[Collection entries]

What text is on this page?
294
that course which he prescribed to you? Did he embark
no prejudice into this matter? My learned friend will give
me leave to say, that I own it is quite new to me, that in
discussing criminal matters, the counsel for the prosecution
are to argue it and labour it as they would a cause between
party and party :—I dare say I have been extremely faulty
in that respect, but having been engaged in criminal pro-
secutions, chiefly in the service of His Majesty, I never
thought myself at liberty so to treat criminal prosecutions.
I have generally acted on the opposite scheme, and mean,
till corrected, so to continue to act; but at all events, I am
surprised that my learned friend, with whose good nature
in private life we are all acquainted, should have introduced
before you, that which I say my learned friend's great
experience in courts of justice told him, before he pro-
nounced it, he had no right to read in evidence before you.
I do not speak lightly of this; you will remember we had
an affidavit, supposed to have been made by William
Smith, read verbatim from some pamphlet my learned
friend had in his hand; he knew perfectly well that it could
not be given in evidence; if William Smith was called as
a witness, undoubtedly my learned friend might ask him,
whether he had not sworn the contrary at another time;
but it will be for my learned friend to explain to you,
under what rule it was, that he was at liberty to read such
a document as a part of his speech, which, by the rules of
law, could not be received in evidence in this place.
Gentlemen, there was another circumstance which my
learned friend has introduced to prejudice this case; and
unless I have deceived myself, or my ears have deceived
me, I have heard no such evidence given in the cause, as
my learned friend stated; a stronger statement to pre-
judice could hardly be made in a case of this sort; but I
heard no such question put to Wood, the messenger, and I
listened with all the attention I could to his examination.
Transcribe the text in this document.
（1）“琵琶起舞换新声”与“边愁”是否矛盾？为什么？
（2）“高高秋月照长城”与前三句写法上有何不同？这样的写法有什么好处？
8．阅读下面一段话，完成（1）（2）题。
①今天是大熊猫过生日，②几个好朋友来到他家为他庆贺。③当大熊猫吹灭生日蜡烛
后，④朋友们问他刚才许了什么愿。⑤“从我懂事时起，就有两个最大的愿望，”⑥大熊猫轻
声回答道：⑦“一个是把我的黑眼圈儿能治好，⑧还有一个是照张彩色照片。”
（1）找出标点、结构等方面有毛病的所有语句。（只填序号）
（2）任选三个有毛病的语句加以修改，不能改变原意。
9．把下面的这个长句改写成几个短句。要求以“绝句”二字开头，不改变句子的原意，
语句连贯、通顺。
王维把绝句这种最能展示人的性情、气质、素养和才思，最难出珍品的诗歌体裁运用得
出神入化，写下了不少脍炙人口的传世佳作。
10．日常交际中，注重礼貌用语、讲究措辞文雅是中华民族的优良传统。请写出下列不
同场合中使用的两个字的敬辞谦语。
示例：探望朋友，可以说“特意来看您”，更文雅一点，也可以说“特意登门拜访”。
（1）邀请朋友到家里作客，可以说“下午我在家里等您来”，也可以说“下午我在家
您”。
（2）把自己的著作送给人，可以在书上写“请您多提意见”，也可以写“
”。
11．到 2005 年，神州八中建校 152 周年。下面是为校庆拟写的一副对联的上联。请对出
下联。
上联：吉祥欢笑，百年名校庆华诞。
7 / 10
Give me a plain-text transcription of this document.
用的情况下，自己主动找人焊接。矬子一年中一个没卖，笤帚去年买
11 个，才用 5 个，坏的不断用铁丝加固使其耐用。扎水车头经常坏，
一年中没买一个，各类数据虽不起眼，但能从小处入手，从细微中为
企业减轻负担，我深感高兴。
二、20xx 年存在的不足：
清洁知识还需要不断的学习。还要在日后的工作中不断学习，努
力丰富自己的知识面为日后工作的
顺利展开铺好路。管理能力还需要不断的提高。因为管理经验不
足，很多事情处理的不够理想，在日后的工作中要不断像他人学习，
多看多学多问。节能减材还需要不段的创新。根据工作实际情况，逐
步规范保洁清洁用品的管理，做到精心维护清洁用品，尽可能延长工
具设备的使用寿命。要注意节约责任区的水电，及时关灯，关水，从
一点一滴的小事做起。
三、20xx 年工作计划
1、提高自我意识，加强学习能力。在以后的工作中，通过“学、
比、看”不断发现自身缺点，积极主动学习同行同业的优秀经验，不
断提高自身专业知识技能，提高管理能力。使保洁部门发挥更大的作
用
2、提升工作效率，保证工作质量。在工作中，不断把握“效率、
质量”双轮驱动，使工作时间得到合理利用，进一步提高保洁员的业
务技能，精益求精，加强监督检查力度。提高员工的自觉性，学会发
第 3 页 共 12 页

__Required task__: Extract every record and return it verbatim.

__Result of the task__:
What text is on this page?
294
that course which he prescribed to you? Did he embark
no prejudice into this matter? My learned friend will give
me leave to say, that I own it is quite new to me, that in
discussing criminal matters, the counsel for the prosecution
are to argue it and labour it as they would a cause between
party and party :—I dare say I have been extremely faulty
in that respect, but having been engaged in criminal pro-
secutions, chiefly in the service of His Majesty, I never
thought myself at liberty so to treat criminal prosecutions.
I have generally acted on the opposite scheme, and mean,
till corrected, so to continue to act; but at all events, I am
surprised that my learned friend, with whose good nature
in private life we are all acquainted, should have introduced
before you, that which I say my learned friend's great
experience in courts of justice told him, before he pro-
nounced it, he had no right to read in evidence before you.
I do not speak lightly of this; you will remember we had
an affidavit, supposed to have been made by William
Smith, read verbatim from some pamphlet my learned
friend had in his hand; he knew perfectly well that it could
not be given in evidence; if William Smith was called as
a witness, undoubtedly my learned friend might ask him,
whether he had not sworn the contrary at another time;
but it will be for my learned friend to explain to you,
under what rule it was, that he was at liberty to read such
a document as a part of his speech, which, by the rules of
law, could not be received in evidence in this place.
Gentlemen, there was another circumstance which my
learned friend has introduced to prejudice this case; and
unless I have deceived myself, or my ears have deceived
me, I have heard no such evidence given in the cause, as
my learned friend stated; a stronger statement to pre-
judice could hardly be made in a case of this sort; but I
heard no such question put to Wood, the messenger, and I
listened with all the attention I could to his examination.
Transcribe the text in this document.
（1）“琵琶起舞换新声”与“边愁”是否矛盾？为什么？
（2）“高高秋月照长城”与前三句写法上有何不同？这样的写法有什么好处？
8．阅读下面一段话，完成（1）（2）题。
①今天是大熊猫过生日，②几个好朋友来到他家为他庆贺。③当大熊猫吹灭生日蜡烛
后，④朋友们问他刚才许了什么愿。⑤“从我懂事时起，就有两个最大的愿望，”⑥大熊猫轻
声回答道：⑦“一个是把我的黑眼圈儿能治好，⑧还有一个是照张彩色照片。”
（1）找出标点、结构等方面有毛病的所有语句。（只填序号）
（2）任选三个有毛病的语句加以修改，不能改变原意。
9．把下面的这个长句改写成几个短句。要求以“绝句”二字开头，不改变句子的原意，
语句连贯、通顺。
王维把绝句这种最能展示人的性情、气质、素养和才思，最难出珍品的诗歌体裁运用得
出神入化，写下了不少脍炙人口的传世佳作。
10．日常交际中，注重礼貌用语、讲究措辞文雅是中华民族的优良传统。请写出下列不
同场合中使用的两个字的敬辞谦语。
示例：探望朋友，可以说“特意来看您”，更文雅一点，也可以说“特意登门拜访”。
（1）邀请朋友到家里作客，可以说“下午我在家里等您来”，也可以说“下午我在家
您”。
（2）把自己的著作送给人，可以在书上写“请您多提意见”，也可以写“
”。
11．到 2005 年，神州八中建校 152 周年。下面是为校庆拟写的一副对联的上联。请对出
下联。
上联：吉祥欢笑，百年名校庆华诞。
7 / 10
Give me a plain-text transcription of this document.
用的情况下，自己主动找人焊接。矬子一年中一个没卖，笤帚去年买
11 个，才用 5 个，坏的不断用铁丝加固使其耐用。扎水车头经常坏，
一年中没买一个，各类数据虽不起眼，但能从小处入手，从细微中为
企业减轻负担，我深感高兴。
二、20xx 年存在的不足：
清洁知识还需要不断的学习。还要在日后的工作中不断学习，努
力丰富自己的知识面为日后工作的
顺利展开铺好路。管理能力还需要不断的提高。因为管理经验不
足，很多事情处理的不够理想，在日后的工作中要不断像他人学习，
多看多学多问。节能减材还需要不段的创新。根据工作实际情况，逐
步规范保洁清洁用品的管理，做到精心维护清洁用品，尽可能延长工
具设备的使用寿命。要注意节约责任区的水电，及时关灯，关水，从
一点一滴的小事做起。
三、20xx 年工作计划
1、提高自我意识，加强学习能力。在以后的工作中，通过“学、
比、看”不断发现自身缺点，积极主动学习同行同业的优秀经验，不
断提高自身专业知识技能，提高管理能力。使保洁部门发挥更大的作
用
2、提升工作效率，保证工作质量。在工作中，不断把握“效率、
质量”双轮驱动，使工作时间得到合理利用，进一步提高保洁员的业
务技能，精益求精，加强监督检查力度。提高员工的自觉性，学会发
第 3 页 共 12 页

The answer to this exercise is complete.